*** The data

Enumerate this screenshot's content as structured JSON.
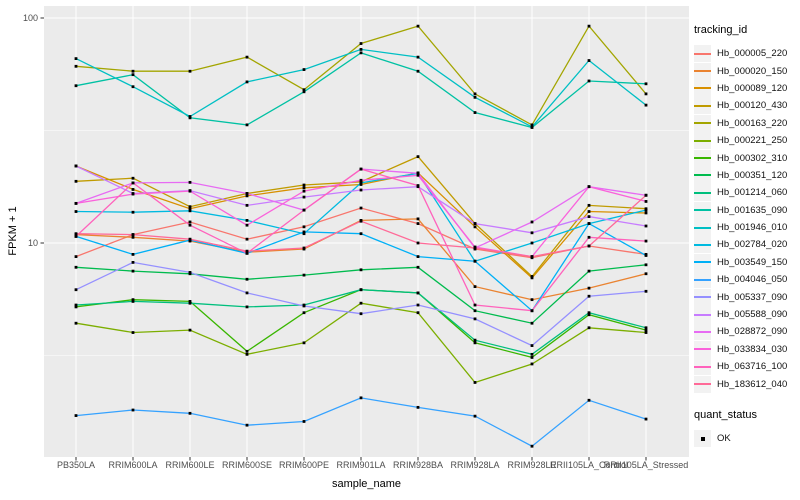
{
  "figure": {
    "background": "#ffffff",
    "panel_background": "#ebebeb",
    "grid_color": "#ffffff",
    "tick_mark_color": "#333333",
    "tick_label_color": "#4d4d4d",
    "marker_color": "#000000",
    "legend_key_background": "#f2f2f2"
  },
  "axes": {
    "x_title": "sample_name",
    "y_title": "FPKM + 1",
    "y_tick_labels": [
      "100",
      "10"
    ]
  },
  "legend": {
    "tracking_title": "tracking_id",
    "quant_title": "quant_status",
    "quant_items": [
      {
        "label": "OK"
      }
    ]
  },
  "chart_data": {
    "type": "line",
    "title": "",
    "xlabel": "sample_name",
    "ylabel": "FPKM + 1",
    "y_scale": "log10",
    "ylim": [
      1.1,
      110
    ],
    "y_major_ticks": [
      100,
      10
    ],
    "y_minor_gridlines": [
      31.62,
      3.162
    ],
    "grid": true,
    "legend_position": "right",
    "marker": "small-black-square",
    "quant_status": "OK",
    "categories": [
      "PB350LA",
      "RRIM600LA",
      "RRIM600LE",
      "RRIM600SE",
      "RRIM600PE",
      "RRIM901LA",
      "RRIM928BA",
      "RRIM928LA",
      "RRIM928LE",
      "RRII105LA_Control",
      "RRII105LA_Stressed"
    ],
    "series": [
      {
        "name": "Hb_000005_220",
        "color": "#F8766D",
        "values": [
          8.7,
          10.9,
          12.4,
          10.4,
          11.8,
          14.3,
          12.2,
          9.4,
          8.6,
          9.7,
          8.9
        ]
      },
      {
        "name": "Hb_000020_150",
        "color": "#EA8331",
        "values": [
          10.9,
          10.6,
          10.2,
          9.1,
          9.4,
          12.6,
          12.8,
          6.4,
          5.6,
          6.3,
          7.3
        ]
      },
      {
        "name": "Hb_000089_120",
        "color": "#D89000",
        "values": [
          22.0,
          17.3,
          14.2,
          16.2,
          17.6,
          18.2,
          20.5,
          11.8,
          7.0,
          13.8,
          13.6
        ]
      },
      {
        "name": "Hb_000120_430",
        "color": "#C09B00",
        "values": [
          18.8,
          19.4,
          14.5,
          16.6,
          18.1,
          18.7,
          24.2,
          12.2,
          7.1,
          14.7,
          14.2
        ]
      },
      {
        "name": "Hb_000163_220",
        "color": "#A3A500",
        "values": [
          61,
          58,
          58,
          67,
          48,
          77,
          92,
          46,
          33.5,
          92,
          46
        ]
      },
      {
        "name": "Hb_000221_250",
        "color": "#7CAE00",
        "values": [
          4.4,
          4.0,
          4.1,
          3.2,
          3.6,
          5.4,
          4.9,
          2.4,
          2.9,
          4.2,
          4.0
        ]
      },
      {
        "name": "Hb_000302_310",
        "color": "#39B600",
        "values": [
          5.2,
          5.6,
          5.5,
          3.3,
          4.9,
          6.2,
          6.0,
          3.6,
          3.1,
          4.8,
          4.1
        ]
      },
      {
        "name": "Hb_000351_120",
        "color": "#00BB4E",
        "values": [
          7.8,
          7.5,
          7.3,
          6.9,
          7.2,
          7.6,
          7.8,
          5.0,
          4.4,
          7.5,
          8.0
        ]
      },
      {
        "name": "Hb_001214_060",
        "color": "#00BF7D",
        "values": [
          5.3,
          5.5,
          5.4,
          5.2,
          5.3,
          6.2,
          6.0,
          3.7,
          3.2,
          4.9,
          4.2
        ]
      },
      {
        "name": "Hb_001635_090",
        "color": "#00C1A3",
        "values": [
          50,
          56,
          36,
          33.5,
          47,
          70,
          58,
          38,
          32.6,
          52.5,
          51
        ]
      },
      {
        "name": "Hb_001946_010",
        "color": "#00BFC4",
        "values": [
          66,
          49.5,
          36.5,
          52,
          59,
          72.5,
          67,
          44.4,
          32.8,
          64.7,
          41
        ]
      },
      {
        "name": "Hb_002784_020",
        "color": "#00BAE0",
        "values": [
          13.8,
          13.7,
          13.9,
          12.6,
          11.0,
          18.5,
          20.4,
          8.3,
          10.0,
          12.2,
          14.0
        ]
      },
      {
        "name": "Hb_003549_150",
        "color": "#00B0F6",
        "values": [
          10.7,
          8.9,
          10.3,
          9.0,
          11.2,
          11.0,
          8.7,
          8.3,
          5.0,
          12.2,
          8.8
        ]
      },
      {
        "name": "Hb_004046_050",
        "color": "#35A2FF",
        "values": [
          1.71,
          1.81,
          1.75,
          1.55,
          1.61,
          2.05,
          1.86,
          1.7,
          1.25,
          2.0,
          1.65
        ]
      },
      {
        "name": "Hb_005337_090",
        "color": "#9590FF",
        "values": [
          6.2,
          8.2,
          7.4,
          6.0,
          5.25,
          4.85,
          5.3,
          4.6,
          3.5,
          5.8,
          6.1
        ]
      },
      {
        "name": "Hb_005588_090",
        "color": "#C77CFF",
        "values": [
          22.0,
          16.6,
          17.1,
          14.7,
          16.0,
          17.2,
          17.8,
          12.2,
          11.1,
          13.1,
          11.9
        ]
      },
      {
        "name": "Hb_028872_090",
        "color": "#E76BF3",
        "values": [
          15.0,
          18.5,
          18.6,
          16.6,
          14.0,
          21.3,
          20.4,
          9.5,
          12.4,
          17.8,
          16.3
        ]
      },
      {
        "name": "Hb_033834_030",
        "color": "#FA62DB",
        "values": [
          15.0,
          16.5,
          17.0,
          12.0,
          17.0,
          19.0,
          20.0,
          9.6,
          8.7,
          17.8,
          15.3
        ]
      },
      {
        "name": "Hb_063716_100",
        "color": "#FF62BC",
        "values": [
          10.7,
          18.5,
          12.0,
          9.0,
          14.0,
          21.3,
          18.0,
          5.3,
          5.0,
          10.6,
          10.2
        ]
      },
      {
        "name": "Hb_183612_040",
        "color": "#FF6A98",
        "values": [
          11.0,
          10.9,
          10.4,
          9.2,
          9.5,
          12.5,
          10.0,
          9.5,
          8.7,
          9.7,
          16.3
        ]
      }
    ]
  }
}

******
*** The data

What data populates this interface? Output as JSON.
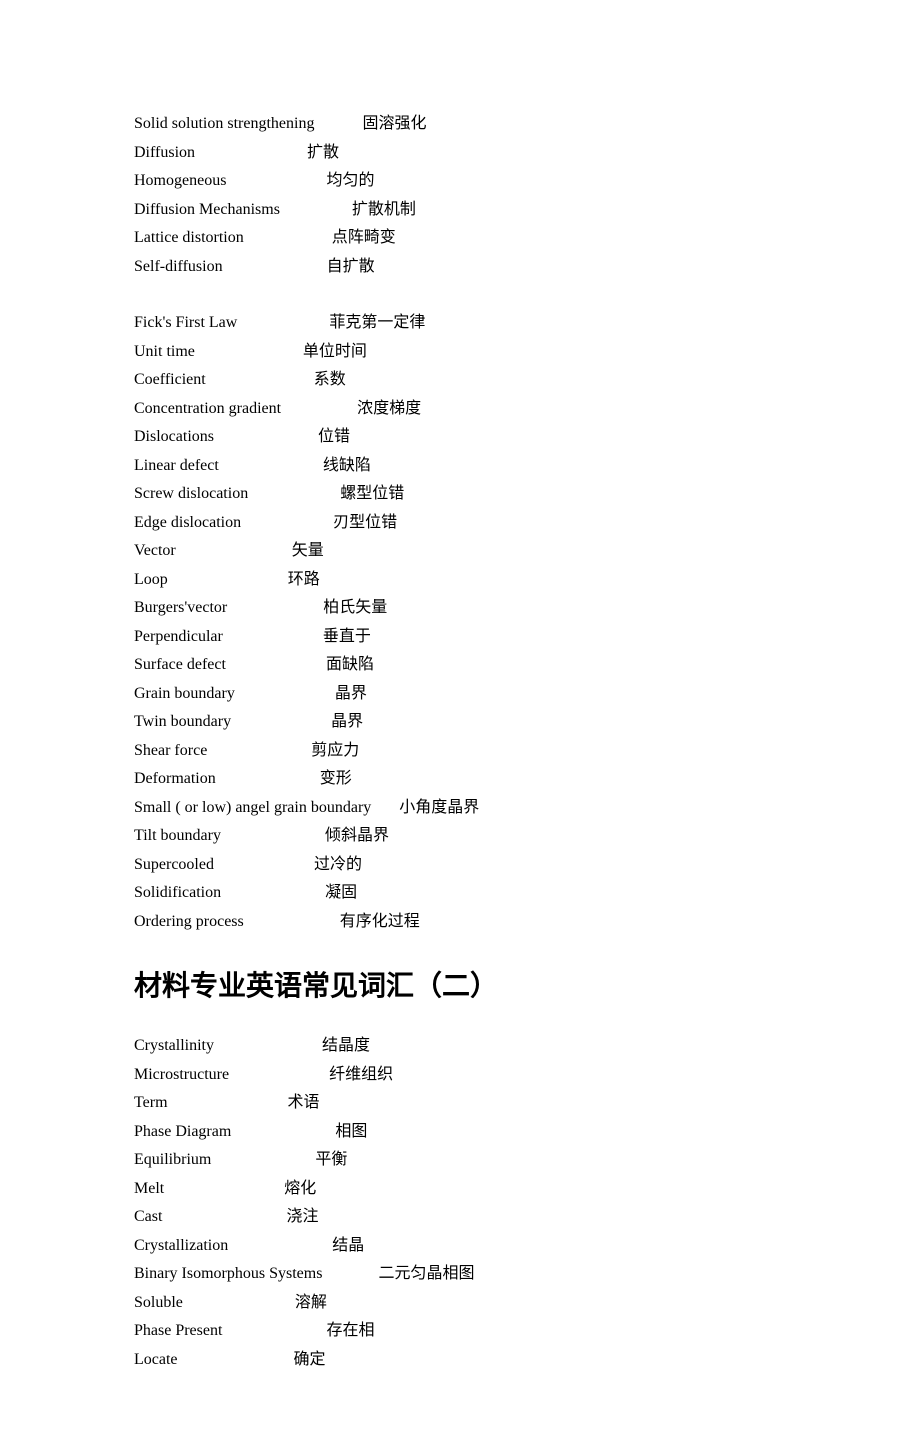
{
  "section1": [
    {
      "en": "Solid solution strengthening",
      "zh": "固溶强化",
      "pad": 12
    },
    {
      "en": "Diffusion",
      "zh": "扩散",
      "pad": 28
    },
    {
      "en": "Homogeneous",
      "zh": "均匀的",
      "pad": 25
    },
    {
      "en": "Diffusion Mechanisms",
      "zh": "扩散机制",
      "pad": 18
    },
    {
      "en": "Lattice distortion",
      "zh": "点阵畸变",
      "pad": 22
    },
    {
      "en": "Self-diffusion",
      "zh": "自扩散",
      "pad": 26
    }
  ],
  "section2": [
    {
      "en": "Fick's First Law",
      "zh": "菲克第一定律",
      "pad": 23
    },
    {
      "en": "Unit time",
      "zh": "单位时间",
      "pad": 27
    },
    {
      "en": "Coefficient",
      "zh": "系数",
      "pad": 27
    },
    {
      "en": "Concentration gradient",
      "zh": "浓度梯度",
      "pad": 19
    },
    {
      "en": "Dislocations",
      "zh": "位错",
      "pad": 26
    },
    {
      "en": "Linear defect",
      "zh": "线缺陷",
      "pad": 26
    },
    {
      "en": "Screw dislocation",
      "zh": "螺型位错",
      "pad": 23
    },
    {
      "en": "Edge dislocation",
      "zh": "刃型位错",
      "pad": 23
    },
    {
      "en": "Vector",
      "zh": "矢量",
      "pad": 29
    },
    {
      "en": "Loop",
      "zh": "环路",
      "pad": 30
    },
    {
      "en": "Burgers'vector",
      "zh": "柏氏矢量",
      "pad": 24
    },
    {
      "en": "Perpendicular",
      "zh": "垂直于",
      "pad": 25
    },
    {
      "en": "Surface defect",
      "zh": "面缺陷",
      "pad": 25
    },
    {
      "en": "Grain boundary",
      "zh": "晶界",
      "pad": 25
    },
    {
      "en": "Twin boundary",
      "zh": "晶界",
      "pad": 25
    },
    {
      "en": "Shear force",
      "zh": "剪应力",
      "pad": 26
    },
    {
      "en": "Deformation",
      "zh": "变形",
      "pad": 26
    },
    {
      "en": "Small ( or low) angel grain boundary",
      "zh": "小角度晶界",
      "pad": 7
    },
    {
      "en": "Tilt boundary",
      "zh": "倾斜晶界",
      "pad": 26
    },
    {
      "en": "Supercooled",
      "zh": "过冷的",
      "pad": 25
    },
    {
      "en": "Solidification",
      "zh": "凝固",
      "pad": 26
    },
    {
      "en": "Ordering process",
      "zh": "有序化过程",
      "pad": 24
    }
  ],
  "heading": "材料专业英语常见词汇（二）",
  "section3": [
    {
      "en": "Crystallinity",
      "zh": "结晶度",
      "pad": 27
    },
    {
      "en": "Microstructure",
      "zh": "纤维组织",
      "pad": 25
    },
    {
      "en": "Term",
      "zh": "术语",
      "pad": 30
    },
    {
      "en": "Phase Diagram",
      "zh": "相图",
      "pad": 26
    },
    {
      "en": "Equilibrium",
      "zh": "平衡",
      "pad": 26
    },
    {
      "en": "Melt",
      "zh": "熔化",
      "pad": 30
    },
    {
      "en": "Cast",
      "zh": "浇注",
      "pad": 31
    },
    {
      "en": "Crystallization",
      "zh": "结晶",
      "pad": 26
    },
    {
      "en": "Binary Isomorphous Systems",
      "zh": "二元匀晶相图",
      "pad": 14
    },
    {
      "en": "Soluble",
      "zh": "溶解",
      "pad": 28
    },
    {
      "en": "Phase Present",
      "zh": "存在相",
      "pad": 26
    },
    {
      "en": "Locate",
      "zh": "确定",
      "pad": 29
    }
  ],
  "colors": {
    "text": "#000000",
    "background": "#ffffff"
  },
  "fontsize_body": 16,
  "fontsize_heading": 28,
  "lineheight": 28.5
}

******

#### [Problem]
Copy out every line from the records that has the word "boundary".

#### [Result]
      "en": "Grain boundary",
      "en": "Twin boundary",
      "en": "Small ( or low) angel grain boundary",
      "en": "Tilt boundary",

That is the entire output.